- **Stated problem**: Answer with one number: how many lines hold "yang".

── Data section ──

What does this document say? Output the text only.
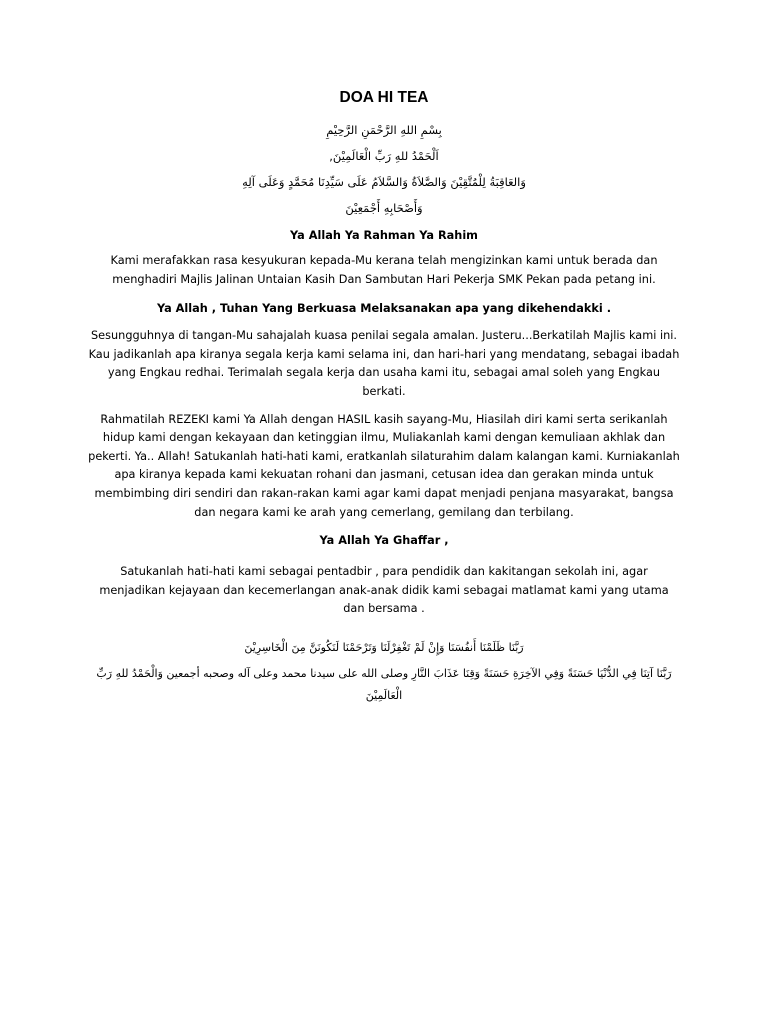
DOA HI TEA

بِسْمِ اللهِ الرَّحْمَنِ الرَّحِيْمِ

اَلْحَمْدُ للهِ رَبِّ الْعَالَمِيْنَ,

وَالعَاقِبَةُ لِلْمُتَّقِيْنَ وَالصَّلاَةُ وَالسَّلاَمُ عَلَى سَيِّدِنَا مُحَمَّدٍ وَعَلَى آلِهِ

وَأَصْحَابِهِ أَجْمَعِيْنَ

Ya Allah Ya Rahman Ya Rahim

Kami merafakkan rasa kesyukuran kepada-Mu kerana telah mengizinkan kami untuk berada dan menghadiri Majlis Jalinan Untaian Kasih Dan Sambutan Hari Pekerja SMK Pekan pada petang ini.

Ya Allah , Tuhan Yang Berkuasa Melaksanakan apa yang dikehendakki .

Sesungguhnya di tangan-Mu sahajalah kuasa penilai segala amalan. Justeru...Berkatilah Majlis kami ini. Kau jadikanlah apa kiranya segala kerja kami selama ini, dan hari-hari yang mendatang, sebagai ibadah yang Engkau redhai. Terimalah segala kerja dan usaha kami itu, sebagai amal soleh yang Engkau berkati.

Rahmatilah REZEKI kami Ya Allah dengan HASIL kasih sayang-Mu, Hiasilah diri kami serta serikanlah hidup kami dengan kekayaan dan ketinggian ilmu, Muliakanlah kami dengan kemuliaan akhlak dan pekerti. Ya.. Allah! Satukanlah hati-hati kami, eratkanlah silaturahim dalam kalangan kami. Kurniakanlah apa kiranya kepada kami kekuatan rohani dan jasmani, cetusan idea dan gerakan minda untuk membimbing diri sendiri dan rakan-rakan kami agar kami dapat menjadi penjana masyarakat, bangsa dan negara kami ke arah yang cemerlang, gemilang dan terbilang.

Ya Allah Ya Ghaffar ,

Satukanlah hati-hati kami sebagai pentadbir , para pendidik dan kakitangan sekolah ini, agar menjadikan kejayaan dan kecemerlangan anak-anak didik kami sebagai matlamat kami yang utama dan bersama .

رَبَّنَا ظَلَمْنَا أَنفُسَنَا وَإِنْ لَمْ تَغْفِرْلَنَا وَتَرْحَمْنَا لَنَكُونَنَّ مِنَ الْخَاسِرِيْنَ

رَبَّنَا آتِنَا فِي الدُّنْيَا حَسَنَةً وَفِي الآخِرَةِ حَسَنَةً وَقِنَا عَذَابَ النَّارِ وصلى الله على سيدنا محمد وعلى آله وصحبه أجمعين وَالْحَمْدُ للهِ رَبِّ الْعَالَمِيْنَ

───
── Data section ──

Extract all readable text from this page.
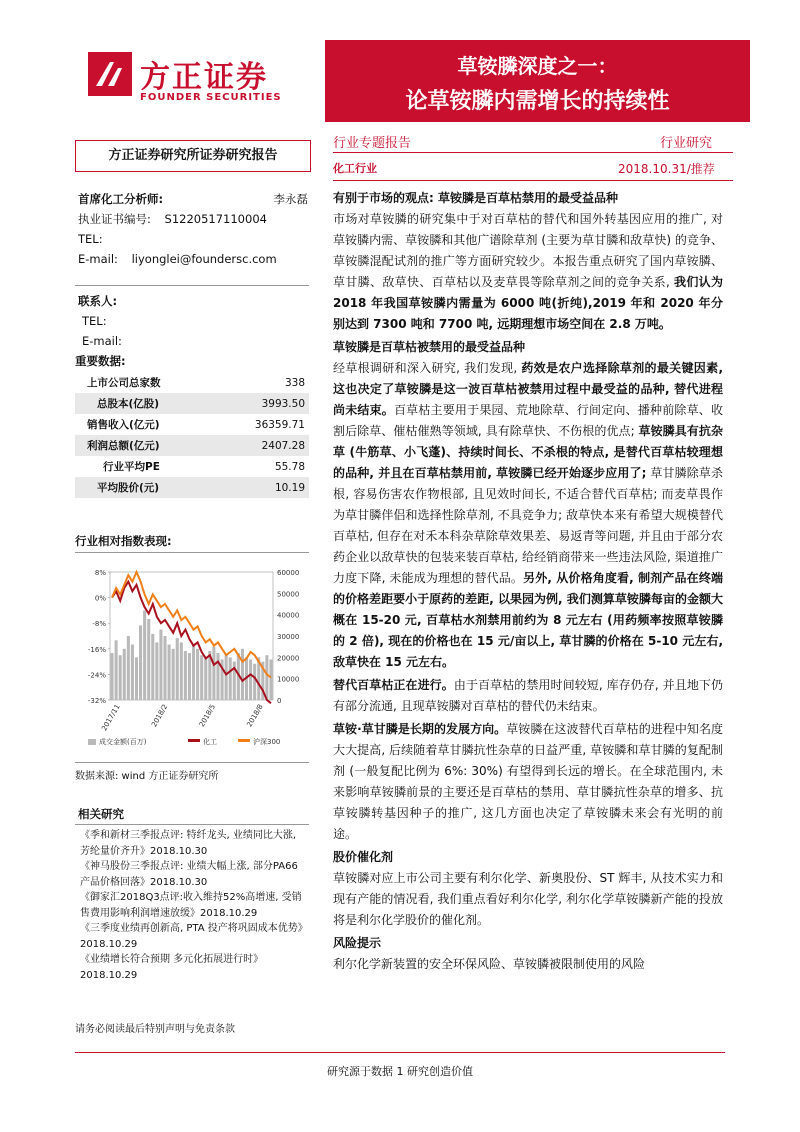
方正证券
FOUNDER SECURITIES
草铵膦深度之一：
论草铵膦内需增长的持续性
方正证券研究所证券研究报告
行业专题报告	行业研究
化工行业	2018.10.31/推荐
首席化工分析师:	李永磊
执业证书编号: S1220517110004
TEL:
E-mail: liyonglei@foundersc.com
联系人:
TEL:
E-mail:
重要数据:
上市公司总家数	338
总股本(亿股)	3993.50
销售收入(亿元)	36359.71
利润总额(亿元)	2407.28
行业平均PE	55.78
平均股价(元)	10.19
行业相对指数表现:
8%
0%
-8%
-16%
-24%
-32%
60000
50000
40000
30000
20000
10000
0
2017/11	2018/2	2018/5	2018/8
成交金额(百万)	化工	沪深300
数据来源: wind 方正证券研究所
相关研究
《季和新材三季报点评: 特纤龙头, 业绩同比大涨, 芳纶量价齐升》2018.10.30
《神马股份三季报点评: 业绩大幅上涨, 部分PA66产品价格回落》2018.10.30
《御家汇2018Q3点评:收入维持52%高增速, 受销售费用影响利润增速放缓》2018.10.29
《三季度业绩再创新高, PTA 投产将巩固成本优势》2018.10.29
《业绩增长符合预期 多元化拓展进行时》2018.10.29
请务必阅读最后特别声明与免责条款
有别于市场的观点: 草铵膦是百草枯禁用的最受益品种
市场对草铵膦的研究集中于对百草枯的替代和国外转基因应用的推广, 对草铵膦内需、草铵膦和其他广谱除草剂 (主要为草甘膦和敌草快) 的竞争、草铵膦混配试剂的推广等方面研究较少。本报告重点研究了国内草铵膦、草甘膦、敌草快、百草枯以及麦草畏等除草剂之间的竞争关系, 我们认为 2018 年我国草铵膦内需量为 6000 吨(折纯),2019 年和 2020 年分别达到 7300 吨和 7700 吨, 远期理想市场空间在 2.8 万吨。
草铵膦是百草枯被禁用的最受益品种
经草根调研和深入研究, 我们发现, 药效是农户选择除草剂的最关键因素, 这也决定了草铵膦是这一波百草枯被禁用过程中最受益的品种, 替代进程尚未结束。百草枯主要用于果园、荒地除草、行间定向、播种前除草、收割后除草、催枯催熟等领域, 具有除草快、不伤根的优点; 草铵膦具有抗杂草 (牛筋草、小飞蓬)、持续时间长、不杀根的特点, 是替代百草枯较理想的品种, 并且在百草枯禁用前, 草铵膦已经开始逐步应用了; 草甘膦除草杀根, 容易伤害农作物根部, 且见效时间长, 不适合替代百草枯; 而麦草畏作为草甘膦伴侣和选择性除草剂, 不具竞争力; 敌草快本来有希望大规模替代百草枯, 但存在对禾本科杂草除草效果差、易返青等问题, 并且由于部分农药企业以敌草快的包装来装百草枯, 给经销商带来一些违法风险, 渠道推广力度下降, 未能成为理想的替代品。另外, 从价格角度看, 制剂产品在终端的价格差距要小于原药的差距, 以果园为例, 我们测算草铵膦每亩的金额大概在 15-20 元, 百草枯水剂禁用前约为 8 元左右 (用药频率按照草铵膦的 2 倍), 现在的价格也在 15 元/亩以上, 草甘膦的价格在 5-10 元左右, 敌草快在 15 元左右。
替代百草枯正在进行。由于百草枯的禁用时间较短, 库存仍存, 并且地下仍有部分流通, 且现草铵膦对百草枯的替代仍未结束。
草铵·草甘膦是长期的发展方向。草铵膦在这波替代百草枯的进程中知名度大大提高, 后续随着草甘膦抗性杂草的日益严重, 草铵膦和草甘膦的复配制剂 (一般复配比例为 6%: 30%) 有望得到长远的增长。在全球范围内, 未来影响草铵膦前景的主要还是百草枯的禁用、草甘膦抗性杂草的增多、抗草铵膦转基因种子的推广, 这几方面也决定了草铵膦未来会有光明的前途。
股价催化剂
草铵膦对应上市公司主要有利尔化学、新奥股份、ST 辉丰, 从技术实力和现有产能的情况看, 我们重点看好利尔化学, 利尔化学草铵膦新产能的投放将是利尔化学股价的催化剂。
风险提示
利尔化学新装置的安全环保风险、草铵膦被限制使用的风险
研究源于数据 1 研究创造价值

───

- **Output below**: 4